─── Data shown ───
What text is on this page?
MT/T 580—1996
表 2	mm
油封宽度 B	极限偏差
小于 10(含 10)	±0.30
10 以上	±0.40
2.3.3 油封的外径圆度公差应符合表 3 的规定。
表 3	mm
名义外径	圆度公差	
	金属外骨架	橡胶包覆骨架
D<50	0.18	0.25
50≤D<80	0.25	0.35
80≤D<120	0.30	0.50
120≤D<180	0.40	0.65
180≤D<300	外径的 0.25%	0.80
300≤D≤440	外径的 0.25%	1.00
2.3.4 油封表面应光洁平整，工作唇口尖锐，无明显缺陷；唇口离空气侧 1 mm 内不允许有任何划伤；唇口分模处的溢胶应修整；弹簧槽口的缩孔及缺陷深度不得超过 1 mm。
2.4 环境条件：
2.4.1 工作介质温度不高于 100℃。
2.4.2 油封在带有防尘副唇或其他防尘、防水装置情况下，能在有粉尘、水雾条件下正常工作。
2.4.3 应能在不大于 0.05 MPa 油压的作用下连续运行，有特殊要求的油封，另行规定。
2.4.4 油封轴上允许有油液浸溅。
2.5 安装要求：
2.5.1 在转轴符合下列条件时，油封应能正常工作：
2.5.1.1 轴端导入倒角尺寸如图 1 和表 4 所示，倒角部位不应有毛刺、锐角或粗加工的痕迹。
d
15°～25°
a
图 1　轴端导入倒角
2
───
| What to work on |
Every line above should be written out again exactly as it stands.

| Worked solution |
What text is on this page?
MT/T 580—1996
表 2	mm
油封宽度 B	极限偏差
小于 10(含 10)	±0.30
10 以上	±0.40
2.3.3 油封的外径圆度公差应符合表 3 的规定。
表 3	mm
名义外径	圆度公差	
	金属外骨架	橡胶包覆骨架
D<50	0.18	0.25
50≤D<80	0.25	0.35
80≤D<120	0.30	0.50
120≤D<180	0.40	0.65
180≤D<300	外径的 0.25%	0.80
300≤D≤440	外径的 0.25%	1.00
2.3.4 油封表面应光洁平整，工作唇口尖锐，无明显缺陷；唇口离空气侧 1 mm 内不允许有任何划伤；唇口分模处的溢胶应修整；弹簧槽口的缩孔及缺陷深度不得超过 1 mm。
2.4 环境条件：
2.4.1 工作介质温度不高于 100℃。
2.4.2 油封在带有防尘副唇或其他防尘、防水装置情况下，能在有粉尘、水雾条件下正常工作。
2.4.3 应能在不大于 0.05 MPa 油压的作用下连续运行，有特殊要求的油封，另行规定。
2.4.4 油封轴上允许有油液浸溅。
2.5 安装要求：
2.5.1 在转轴符合下列条件时，油封应能正常工作：
2.5.1.1 轴端导入倒角尺寸如图 1 和表 4 所示，倒角部位不应有毛刺、锐角或粗加工的痕迹。
d
15°～25°
a
图 1　轴端导入倒角
2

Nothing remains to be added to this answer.